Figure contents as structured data
######
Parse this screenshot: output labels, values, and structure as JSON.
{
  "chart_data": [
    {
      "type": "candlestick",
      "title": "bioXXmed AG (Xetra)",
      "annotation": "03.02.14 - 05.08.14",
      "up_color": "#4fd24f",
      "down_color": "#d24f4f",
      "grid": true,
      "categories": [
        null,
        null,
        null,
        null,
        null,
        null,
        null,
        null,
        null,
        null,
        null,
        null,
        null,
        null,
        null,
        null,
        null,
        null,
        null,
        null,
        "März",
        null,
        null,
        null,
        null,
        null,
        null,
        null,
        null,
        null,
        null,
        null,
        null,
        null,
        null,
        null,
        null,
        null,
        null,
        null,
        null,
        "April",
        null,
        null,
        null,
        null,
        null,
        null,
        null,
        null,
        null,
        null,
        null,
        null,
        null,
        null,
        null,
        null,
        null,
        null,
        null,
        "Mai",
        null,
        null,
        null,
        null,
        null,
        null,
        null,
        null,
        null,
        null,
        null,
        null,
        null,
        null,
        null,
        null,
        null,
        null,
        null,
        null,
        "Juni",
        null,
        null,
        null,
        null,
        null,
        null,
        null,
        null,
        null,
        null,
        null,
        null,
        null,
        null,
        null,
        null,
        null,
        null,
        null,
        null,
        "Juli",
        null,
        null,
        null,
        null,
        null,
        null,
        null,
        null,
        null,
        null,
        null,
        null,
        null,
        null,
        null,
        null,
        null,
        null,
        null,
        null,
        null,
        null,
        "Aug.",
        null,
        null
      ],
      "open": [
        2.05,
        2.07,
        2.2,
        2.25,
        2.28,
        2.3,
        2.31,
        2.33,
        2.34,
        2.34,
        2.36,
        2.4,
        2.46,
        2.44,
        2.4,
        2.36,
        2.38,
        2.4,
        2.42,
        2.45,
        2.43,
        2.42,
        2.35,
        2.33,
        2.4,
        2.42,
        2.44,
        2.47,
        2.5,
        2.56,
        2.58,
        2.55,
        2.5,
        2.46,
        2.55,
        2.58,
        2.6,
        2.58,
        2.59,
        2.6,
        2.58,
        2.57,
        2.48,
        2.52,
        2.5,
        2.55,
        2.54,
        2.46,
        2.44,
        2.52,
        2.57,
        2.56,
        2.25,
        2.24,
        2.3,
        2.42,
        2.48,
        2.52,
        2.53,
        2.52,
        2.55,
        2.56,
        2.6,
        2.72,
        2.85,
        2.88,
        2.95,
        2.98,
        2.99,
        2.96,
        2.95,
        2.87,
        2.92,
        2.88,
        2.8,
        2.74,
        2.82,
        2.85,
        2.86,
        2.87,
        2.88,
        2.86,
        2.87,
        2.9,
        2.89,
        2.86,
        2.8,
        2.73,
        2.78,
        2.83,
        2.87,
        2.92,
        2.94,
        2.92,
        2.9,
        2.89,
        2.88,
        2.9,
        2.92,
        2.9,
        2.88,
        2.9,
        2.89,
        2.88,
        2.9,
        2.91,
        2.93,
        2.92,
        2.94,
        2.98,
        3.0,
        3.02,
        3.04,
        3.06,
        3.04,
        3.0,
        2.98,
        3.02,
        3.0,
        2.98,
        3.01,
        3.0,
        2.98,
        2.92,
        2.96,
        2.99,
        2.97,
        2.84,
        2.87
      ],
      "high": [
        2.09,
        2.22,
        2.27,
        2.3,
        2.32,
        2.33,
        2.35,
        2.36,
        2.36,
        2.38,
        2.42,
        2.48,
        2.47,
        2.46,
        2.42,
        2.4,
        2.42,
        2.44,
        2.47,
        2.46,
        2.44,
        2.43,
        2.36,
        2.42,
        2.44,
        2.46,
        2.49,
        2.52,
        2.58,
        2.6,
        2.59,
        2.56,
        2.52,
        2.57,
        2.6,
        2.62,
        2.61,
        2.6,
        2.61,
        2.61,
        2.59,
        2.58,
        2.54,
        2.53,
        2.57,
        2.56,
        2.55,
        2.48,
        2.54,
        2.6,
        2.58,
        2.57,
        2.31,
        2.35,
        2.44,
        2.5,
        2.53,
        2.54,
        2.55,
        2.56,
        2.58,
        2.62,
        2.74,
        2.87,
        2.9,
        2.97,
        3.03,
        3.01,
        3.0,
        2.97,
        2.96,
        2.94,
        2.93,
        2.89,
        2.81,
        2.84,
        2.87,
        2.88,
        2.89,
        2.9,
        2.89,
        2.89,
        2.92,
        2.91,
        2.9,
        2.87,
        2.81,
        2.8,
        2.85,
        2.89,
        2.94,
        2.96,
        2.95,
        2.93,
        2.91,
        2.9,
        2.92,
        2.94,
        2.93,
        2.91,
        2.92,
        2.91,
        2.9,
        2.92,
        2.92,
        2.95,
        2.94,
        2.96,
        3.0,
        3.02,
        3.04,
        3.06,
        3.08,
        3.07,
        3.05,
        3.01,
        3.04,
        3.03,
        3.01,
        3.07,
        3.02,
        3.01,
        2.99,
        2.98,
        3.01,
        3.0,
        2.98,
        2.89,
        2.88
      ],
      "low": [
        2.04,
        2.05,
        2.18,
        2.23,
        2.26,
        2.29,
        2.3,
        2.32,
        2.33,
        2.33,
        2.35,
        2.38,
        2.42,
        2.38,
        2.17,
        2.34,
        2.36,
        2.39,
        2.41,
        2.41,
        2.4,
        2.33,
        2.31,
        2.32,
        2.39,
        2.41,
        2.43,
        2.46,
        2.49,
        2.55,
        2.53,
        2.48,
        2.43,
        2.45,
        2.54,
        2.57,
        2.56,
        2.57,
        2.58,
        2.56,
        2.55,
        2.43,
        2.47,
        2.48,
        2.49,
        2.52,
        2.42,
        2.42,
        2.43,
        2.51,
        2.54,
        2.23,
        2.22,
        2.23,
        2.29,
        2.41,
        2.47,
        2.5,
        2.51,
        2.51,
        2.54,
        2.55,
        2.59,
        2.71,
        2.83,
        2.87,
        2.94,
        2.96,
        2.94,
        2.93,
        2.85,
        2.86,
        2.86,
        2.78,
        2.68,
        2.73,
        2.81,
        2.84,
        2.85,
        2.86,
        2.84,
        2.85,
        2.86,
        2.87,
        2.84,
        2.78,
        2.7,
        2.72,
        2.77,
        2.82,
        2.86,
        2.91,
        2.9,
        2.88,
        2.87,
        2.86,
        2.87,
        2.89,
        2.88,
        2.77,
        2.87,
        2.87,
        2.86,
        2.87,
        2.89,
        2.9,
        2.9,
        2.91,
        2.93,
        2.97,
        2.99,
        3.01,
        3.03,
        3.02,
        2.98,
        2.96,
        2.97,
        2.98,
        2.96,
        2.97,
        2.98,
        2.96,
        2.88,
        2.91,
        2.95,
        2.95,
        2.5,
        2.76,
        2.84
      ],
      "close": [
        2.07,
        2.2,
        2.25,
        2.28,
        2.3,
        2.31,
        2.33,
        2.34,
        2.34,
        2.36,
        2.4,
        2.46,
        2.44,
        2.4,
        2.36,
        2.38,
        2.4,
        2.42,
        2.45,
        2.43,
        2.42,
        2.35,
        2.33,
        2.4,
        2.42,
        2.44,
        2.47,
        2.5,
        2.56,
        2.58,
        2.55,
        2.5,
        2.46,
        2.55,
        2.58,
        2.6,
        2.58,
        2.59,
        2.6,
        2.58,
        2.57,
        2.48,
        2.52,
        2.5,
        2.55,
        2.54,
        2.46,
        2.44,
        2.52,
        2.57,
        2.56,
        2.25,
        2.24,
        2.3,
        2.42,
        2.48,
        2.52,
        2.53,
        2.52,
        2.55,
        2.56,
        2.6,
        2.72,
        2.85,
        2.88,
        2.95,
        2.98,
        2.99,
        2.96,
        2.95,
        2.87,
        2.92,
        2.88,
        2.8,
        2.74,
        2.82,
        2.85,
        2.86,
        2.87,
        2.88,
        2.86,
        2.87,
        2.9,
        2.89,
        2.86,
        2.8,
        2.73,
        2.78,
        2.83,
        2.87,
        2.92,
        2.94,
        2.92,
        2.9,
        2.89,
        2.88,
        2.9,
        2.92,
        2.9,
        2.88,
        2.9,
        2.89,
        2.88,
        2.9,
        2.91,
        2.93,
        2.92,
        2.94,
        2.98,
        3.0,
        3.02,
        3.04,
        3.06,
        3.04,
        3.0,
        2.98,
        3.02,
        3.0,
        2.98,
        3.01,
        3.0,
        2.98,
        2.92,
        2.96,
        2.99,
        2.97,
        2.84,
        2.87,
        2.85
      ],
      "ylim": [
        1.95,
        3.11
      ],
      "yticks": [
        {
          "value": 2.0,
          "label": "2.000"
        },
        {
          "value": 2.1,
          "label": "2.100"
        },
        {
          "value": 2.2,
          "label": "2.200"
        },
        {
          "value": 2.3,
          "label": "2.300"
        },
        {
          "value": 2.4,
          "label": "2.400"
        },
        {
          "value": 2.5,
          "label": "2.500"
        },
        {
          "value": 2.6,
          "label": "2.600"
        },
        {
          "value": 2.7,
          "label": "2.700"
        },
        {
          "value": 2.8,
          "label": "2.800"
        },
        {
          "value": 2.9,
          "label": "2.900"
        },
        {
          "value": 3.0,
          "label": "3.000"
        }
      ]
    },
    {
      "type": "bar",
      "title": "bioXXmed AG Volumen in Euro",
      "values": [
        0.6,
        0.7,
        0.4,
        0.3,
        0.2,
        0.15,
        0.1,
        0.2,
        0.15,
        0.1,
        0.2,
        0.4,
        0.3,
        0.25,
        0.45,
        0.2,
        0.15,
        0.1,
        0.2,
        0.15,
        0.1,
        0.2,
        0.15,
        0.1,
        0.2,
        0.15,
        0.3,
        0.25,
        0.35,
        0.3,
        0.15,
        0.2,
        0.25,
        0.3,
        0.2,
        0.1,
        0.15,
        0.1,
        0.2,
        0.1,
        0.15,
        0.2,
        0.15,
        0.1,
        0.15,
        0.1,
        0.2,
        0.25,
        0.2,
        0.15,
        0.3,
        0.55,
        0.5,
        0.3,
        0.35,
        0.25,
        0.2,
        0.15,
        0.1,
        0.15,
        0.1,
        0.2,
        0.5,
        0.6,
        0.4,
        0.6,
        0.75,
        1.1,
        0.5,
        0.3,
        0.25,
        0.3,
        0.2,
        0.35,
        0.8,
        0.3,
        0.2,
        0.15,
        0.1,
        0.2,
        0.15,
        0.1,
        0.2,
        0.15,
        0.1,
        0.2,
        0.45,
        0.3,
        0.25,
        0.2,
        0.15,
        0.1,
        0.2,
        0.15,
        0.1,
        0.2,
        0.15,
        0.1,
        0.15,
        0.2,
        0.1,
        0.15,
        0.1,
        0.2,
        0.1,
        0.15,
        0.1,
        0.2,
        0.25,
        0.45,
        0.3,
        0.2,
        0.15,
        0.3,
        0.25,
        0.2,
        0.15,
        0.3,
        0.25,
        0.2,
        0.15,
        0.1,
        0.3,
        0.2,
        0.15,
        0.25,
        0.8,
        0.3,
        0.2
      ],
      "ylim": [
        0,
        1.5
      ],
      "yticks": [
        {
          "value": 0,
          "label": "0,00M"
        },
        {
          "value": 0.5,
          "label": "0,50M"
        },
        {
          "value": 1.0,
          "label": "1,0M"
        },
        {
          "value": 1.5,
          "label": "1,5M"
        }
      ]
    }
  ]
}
######
Requirements
Show the lines that mention the word "title".

Final result
      "title": "bioXXmed AG (Xetra)",
      "title": "bioXXmed AG Volumen in Euro",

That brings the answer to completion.